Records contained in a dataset
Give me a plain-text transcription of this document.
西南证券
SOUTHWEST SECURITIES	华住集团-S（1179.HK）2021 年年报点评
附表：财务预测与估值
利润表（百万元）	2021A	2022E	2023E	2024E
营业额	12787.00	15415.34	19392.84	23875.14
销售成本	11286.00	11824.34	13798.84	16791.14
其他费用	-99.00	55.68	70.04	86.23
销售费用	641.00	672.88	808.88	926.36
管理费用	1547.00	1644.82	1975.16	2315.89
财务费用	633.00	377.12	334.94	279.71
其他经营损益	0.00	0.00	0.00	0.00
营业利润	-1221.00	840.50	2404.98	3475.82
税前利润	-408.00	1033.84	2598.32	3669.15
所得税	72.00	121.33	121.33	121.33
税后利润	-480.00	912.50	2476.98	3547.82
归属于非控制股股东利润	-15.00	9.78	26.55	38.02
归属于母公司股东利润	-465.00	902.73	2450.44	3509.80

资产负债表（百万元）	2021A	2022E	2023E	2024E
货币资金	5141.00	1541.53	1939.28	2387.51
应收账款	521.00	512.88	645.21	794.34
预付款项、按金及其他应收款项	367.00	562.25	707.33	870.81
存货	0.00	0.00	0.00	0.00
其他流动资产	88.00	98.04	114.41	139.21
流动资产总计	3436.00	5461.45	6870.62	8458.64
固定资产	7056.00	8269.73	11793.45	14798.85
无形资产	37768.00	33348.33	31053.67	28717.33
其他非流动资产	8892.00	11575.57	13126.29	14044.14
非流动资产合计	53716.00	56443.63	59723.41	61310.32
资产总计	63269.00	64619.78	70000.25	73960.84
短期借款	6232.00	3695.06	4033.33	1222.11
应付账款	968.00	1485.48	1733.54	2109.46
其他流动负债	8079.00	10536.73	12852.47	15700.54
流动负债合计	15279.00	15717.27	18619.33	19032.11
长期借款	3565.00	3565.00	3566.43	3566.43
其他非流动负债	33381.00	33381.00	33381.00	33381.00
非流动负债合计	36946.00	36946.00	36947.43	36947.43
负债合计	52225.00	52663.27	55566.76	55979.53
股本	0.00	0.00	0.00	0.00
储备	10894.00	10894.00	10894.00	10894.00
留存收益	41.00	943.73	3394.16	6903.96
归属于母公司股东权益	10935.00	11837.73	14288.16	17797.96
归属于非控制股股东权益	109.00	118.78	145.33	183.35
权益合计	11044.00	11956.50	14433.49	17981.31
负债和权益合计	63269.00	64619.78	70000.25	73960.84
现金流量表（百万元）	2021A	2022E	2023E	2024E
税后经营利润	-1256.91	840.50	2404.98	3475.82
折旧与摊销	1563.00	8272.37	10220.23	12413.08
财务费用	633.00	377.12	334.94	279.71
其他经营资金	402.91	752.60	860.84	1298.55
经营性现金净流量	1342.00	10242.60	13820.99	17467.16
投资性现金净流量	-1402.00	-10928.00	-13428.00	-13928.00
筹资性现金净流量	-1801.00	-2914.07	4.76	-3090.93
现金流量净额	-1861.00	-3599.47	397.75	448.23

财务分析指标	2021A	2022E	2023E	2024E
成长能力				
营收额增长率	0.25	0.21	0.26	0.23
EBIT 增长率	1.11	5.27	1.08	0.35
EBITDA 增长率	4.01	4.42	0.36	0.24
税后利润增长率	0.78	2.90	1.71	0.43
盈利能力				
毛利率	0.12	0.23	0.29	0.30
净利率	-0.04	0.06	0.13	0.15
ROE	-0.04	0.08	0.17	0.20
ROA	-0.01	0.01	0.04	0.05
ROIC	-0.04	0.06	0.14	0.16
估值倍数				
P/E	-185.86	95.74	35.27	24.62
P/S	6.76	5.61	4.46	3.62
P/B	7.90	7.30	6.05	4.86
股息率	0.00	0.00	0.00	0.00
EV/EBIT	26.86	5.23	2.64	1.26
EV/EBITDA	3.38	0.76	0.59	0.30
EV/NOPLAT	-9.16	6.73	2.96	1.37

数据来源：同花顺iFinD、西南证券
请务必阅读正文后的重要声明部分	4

» **Given instruction**
Which lines contain the word "EBITDA"? Return each of them.

» **Correct answer**
EBITDA 增长率	4.01	4.42	0.36	0.24
EV/EBITDA	3.38	0.76	0.59	0.30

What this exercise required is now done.